Stored data entries:
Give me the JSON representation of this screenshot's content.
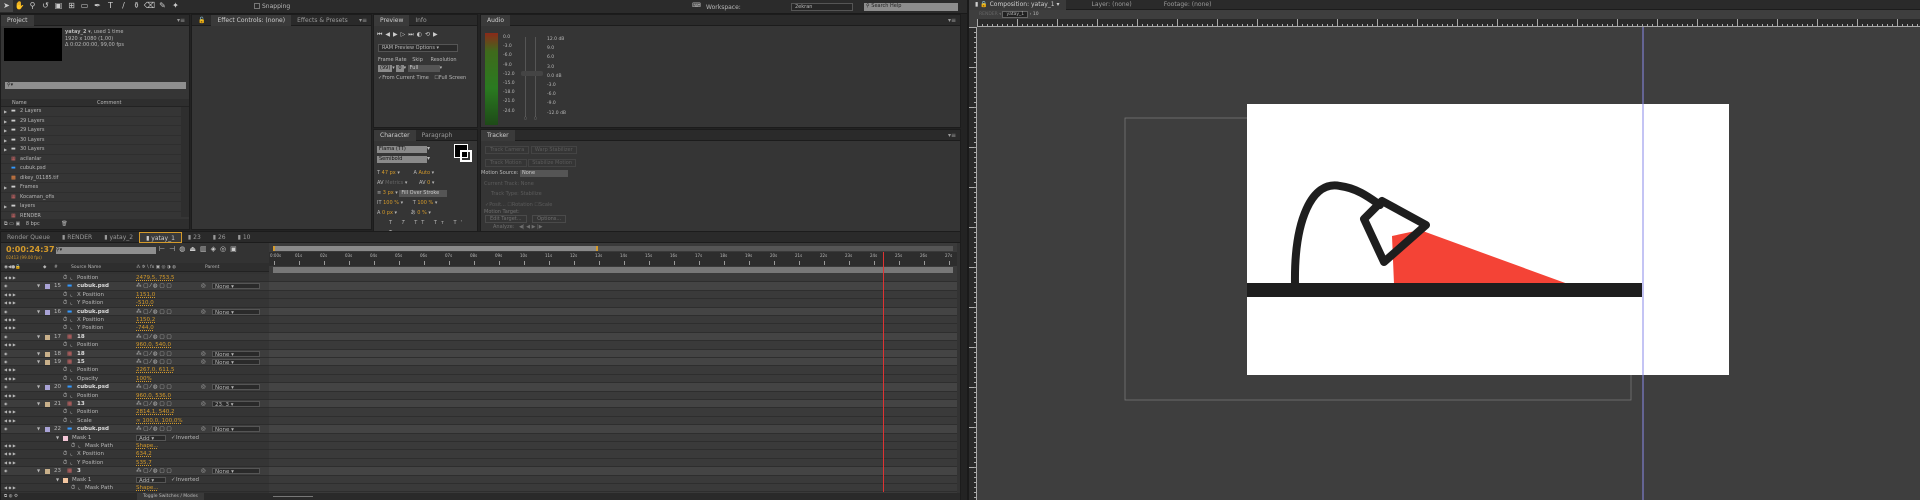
{
  "toolbar": {
    "snapping_label": "Snapping",
    "workspace_label": "Workspace:",
    "workspace_value": "2ekran",
    "search_placeholder": "Search Help"
  },
  "project": {
    "tab": "Project",
    "comp_name": "yatay_2",
    "used": ", used 1 time",
    "dims": "1920 x 1080 (1,00)",
    "duration": "Δ 0:02:00:00, 99,00 fps",
    "col_name": "Name",
    "col_comment": "Comment",
    "items": [
      {
        "type": "folder",
        "name": "2 Layers"
      },
      {
        "type": "folder",
        "name": "29 Layers"
      },
      {
        "type": "folder",
        "name": "29 Layers"
      },
      {
        "type": "folder",
        "name": "30 Layers"
      },
      {
        "type": "folder",
        "name": "30 Layers"
      },
      {
        "type": "comp",
        "name": "acilanlar"
      },
      {
        "type": "psd",
        "name": "cubuk.psd"
      },
      {
        "type": "tif",
        "name": "dikey_01185.tif"
      },
      {
        "type": "folder",
        "name": "Frames"
      },
      {
        "type": "comp",
        "name": "Kocaman_ofis"
      },
      {
        "type": "folder",
        "name": "layers"
      },
      {
        "type": "comp",
        "name": "RENDER"
      }
    ],
    "bpc": "8 bpc"
  },
  "effects": {
    "tab1": "Effect Controls: (none)",
    "tab2": "Effects & Presets"
  },
  "preview": {
    "tab1": "Preview",
    "tab2": "Info",
    "ram": "RAM Preview Options",
    "frame_rate_label": "Frame Rate",
    "skip_label": "Skip",
    "resolution_label": "Resolution",
    "frame_rate": "(99)",
    "skip": "0",
    "resolution": "Full",
    "from_current": "From Current Time",
    "full_screen": "Full Screen"
  },
  "audio": {
    "tab": "Audio",
    "meter_labels": [
      "0.0",
      "-3.0",
      "-6.0",
      "-9.0",
      "-12.0",
      "-15.0",
      "-18.0",
      "-21.0",
      "-24.0"
    ],
    "gain_labels": [
      "12.0 dB",
      "9.0",
      "6.0",
      "3.0",
      "0.0 dB",
      "-3.0",
      "-6.0",
      "-9.0",
      "-12.0 dB"
    ],
    "slider_l": "0",
    "slider_r": "0"
  },
  "character": {
    "tab1": "Character",
    "tab2": "Paragraph",
    "font": "Flama (TT)",
    "style": "Semibold",
    "size": "47 px",
    "leading": "Auto",
    "kerning": "Metrics",
    "tracking": "0",
    "stroke": "3 px",
    "stroke_mode": "Fill Over Stroke",
    "vscale": "100 %",
    "hscale": "100 %",
    "baseline": "0 px",
    "tsume": "0 %"
  },
  "tracker": {
    "tab": "Tracker",
    "track_camera": "Track Camera",
    "warp": "Warp Stabilizer",
    "track_motion": "Track Motion",
    "stabilize": "Stabilize Motion",
    "motion_source_label": "Motion Source:",
    "motion_source": "None",
    "current_track_label": "Current Track:",
    "current_track": "None",
    "track_type_label": "Track Type:",
    "track_type": "Stabilize",
    "position": "Posit...",
    "rotation": "Rotation",
    "scale": "Scale",
    "motion_target": "Motion Target:",
    "edit_target": "Edit Target...",
    "options": "Options...",
    "analyze": "Analyze:"
  },
  "timeline": {
    "tabs": [
      "Render Queue",
      "RENDER",
      "yatay_2",
      "yatay_1",
      "23",
      "26",
      "10"
    ],
    "active_tab": 3,
    "time": "0:00:24:37",
    "frame": "02413 (99.00 fps)",
    "col_source": "Source Name",
    "col_parent": "Parent",
    "ruler": [
      "0:00s",
      "01s",
      "02s",
      "03s",
      "04s",
      "05s",
      "06s",
      "07s",
      "08s",
      "09s",
      "10s",
      "11s",
      "12s",
      "13s",
      "14s",
      "15s",
      "16s",
      "17s",
      "18s",
      "19s",
      "20s",
      "21s",
      "22s",
      "23s",
      "24s",
      "25s",
      "26s",
      "27s"
    ],
    "current_seconds": 24.37,
    "work_area_end_seconds": 13,
    "toggle_label": "Toggle Switches / Modes",
    "rows": [
      {
        "k": "prop",
        "name": "Position",
        "value": "2479,5, 753,5"
      },
      {
        "k": "layer",
        "num": "15",
        "name": "cubuk.psd",
        "icon": "psd",
        "color": "#a9a3d6",
        "parent": "None"
      },
      {
        "k": "prop",
        "name": "X Position",
        "value": "1151,0"
      },
      {
        "k": "prop",
        "name": "Y Position",
        "value": "-510,0"
      },
      {
        "k": "layer",
        "num": "16",
        "name": "cubuk.psd",
        "icon": "psd",
        "color": "#a9a3d6",
        "parent": "None"
      },
      {
        "k": "prop",
        "name": "X Position",
        "value": "1150,2"
      },
      {
        "k": "prop",
        "name": "Y Position",
        "value": "-744,0"
      },
      {
        "k": "layer",
        "num": "17",
        "name": "18",
        "icon": "comp",
        "color": "#c9b08a",
        "parent": ""
      },
      {
        "k": "prop",
        "name": "Position",
        "value": "960,0, 540,0"
      },
      {
        "k": "layer",
        "num": "18",
        "name": "18",
        "icon": "comp",
        "color": "#c9b08a",
        "parent": "None"
      },
      {
        "k": "layer",
        "num": "19",
        "name": "15",
        "icon": "comp",
        "color": "#c9b08a",
        "parent": "None"
      },
      {
        "k": "prop",
        "name": "Position",
        "value": "2267,0, 611,5"
      },
      {
        "k": "prop",
        "name": "Opacity",
        "value": "100%"
      },
      {
        "k": "layer",
        "num": "20",
        "name": "cubuk.psd",
        "icon": "psd",
        "color": "#a9a3d6",
        "parent": "None"
      },
      {
        "k": "prop",
        "name": "Position",
        "value": "960,0, 536,0"
      },
      {
        "k": "layer",
        "num": "21",
        "name": "13",
        "icon": "comp",
        "color": "#c9b08a",
        "parent": "23. 3"
      },
      {
        "k": "prop",
        "name": "Position",
        "value": "2814,1, 540,2"
      },
      {
        "k": "prop",
        "name": "Scale",
        "value": "∞ 100,0, 100,0%"
      },
      {
        "k": "layer",
        "num": "22",
        "name": "cubuk.psd",
        "icon": "psd",
        "color": "#a9a3d6",
        "parent": "None"
      },
      {
        "k": "mask",
        "name": "Mask 1",
        "mode": "Add",
        "inverted": "Inverted",
        "color": "#f3c6d6"
      },
      {
        "k": "prop",
        "name": "Mask Path",
        "value": "Shape...",
        "indent": true
      },
      {
        "k": "prop",
        "name": "X Position",
        "value": "634,2"
      },
      {
        "k": "prop",
        "name": "Y Position",
        "value": "535,7"
      },
      {
        "k": "layer",
        "num": "23",
        "name": "3",
        "icon": "comp",
        "color": "#c9b08a",
        "parent": "None"
      },
      {
        "k": "mask",
        "name": "Mask 1",
        "mode": "Add",
        "inverted": "Inverted",
        "color": "#f3c6a0"
      },
      {
        "k": "prop",
        "name": "Mask Path",
        "value": "Shape...",
        "indent": true
      }
    ]
  },
  "composition": {
    "tab": "Composition: yatay_1",
    "layer_tab": "Layer: (none)",
    "footage_tab": "Footage: (none)",
    "crumbs": [
      "RENDER",
      "yatay_1",
      "10"
    ],
    "colors": {
      "beam": "#f44336",
      "ink": "#1e1e1e",
      "frame": "#ffffff"
    }
  }
}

Task brief
Every record must be copied exactly, with images dropped from the result.

Finished exercise
Give me the JSON representation of this screenshot's content.
{
  "toolbar": {
    "snapping_label": "Snapping",
    "workspace_label": "Workspace:",
    "workspace_value": "2ekran",
    "search_placeholder": "Search Help"
  },
  "project": {
    "tab": "Project",
    "comp_name": "yatay_2",
    "used": ", used 1 time",
    "dims": "1920 x 1080 (1,00)",
    "duration": "Δ 0:02:00:00, 99,00 fps",
    "col_name": "Name",
    "col_comment": "Comment",
    "items": [
      {
        "type": "folder",
        "name": "2 Layers"
      },
      {
        "type": "folder",
        "name": "29 Layers"
      },
      {
        "type": "folder",
        "name": "29 Layers"
      },
      {
        "type": "folder",
        "name": "30 Layers"
      },
      {
        "type": "folder",
        "name": "30 Layers"
      },
      {
        "type": "comp",
        "name": "acilanlar"
      },
      {
        "type": "psd",
        "name": "cubuk.psd"
      },
      {
        "type": "tif",
        "name": "dikey_01185.tif"
      },
      {
        "type": "folder",
        "name": "Frames"
      },
      {
        "type": "comp",
        "name": "Kocaman_ofis"
      },
      {
        "type": "folder",
        "name": "layers"
      },
      {
        "type": "comp",
        "name": "RENDER"
      }
    ],
    "bpc": "8 bpc"
  },
  "effects": {
    "tab1": "Effect Controls: (none)",
    "tab2": "Effects & Presets"
  },
  "preview": {
    "tab1": "Preview",
    "tab2": "Info",
    "ram": "RAM Preview Options",
    "frame_rate_label": "Frame Rate",
    "skip_label": "Skip",
    "resolution_label": "Resolution",
    "frame_rate": "(99)",
    "skip": "0",
    "resolution": "Full",
    "from_current": "From Current Time",
    "full_screen": "Full Screen"
  },
  "audio": {
    "tab": "Audio",
    "meter_labels": [
      "0.0",
      "-3.0",
      "-6.0",
      "-9.0",
      "-12.0",
      "-15.0",
      "-18.0",
      "-21.0",
      "-24.0"
    ],
    "gain_labels": [
      "12.0 dB",
      "9.0",
      "6.0",
      "3.0",
      "0.0 dB",
      "-3.0",
      "-6.0",
      "-9.0",
      "-12.0 dB"
    ],
    "slider_l": "0",
    "slider_r": "0"
  },
  "character": {
    "tab1": "Character",
    "tab2": "Paragraph",
    "font": "Flama (TT)",
    "style": "Semibold",
    "size": "47 px",
    "leading": "Auto",
    "kerning": "Metrics",
    "tracking": "0",
    "stroke": "3 px",
    "stroke_mode": "Fill Over Stroke",
    "vscale": "100 %",
    "hscale": "100 %",
    "baseline": "0 px",
    "tsume": "0 %"
  },
  "tracker": {
    "tab": "Tracker",
    "track_camera": "Track Camera",
    "warp": "Warp Stabilizer",
    "track_motion": "Track Motion",
    "stabilize": "Stabilize Motion",
    "motion_source_label": "Motion Source:",
    "motion_source": "None",
    "current_track_label": "Current Track:",
    "current_track": "None",
    "track_type_label": "Track Type:",
    "track_type": "Stabilize",
    "position": "Posit...",
    "rotation": "Rotation",
    "scale": "Scale",
    "motion_target": "Motion Target:",
    "edit_target": "Edit Target...",
    "options": "Options...",
    "analyze": "Analyze:"
  },
  "timeline": {
    "tabs": [
      "Render Queue",
      "RENDER",
      "yatay_2",
      "yatay_1",
      "23",
      "26",
      "10"
    ],
    "active_tab": 3,
    "time": "0:00:24:37",
    "frame": "02413 (99.00 fps)",
    "col_source": "Source Name",
    "col_parent": "Parent",
    "ruler": [
      "0:00s",
      "01s",
      "02s",
      "03s",
      "04s",
      "05s",
      "06s",
      "07s",
      "08s",
      "09s",
      "10s",
      "11s",
      "12s",
      "13s",
      "14s",
      "15s",
      "16s",
      "17s",
      "18s",
      "19s",
      "20s",
      "21s",
      "22s",
      "23s",
      "24s",
      "25s",
      "26s",
      "27s"
    ],
    "current_seconds": 24.37,
    "work_area_end_seconds": 13,
    "toggle_label": "Toggle Switches / Modes",
    "rows": [
      {
        "k": "prop",
        "name": "Position",
        "value": "2479,5, 753,5"
      },
      {
        "k": "layer",
        "num": "15",
        "name": "cubuk.psd",
        "icon": "psd",
        "color": "#a9a3d6",
        "parent": "None"
      },
      {
        "k": "prop",
        "name": "X Position",
        "value": "1151,0"
      },
      {
        "k": "prop",
        "name": "Y Position",
        "value": "-510,0"
      },
      {
        "k": "layer",
        "num": "16",
        "name": "cubuk.psd",
        "icon": "psd",
        "color": "#a9a3d6",
        "parent": "None"
      },
      {
        "k": "prop",
        "name": "X Position",
        "value": "1150,2"
      },
      {
        "k": "prop",
        "name": "Y Position",
        "value": "-744,0"
      },
      {
        "k": "layer",
        "num": "17",
        "name": "18",
        "icon": "comp",
        "color": "#c9b08a",
        "parent": ""
      },
      {
        "k": "prop",
        "name": "Position",
        "value": "960,0, 540,0"
      },
      {
        "k": "layer",
        "num": "18",
        "name": "18",
        "icon": "comp",
        "color": "#c9b08a",
        "parent": "None"
      },
      {
        "k": "layer",
        "num": "19",
        "name": "15",
        "icon": "comp",
        "color": "#c9b08a",
        "parent": "None"
      },
      {
        "k": "prop",
        "name": "Position",
        "value": "2267,0, 611,5"
      },
      {
        "k": "prop",
        "name": "Opacity",
        "value": "100%"
      },
      {
        "k": "layer",
        "num": "20",
        "name": "cubuk.psd",
        "icon": "psd",
        "color": "#a9a3d6",
        "parent": "None"
      },
      {
        "k": "prop",
        "name": "Position",
        "value": "960,0, 536,0"
      },
      {
        "k": "layer",
        "num": "21",
        "name": "13",
        "icon": "comp",
        "color": "#c9b08a",
        "parent": "23. 3"
      },
      {
        "k": "prop",
        "name": "Position",
        "value": "2814,1, 540,2"
      },
      {
        "k": "prop",
        "name": "Scale",
        "value": "∞ 100,0, 100,0%"
      },
      {
        "k": "layer",
        "num": "22",
        "name": "cubuk.psd",
        "icon": "psd",
        "color": "#a9a3d6",
        "parent": "None"
      },
      {
        "k": "mask",
        "name": "Mask 1",
        "mode": "Add",
        "inverted": "Inverted",
        "color": "#f3c6d6"
      },
      {
        "k": "prop",
        "name": "Mask Path",
        "value": "Shape...",
        "indent": true
      },
      {
        "k": "prop",
        "name": "X Position",
        "value": "634,2"
      },
      {
        "k": "prop",
        "name": "Y Position",
        "value": "535,7"
      },
      {
        "k": "layer",
        "num": "23",
        "name": "3",
        "icon": "comp",
        "color": "#c9b08a",
        "parent": "None"
      },
      {
        "k": "mask",
        "name": "Mask 1",
        "mode": "Add",
        "inverted": "Inverted",
        "color": "#f3c6a0"
      },
      {
        "k": "prop",
        "name": "Mask Path",
        "value": "Shape...",
        "indent": true
      }
    ]
  },
  "composition": {
    "tab": "Composition: yatay_1",
    "layer_tab": "Layer: (none)",
    "footage_tab": "Footage: (none)",
    "crumbs": [
      "RENDER",
      "yatay_1",
      "10"
    ],
    "colors": {
      "beam": "#f44336",
      "ink": "#1e1e1e",
      "frame": "#ffffff"
    }
  }
}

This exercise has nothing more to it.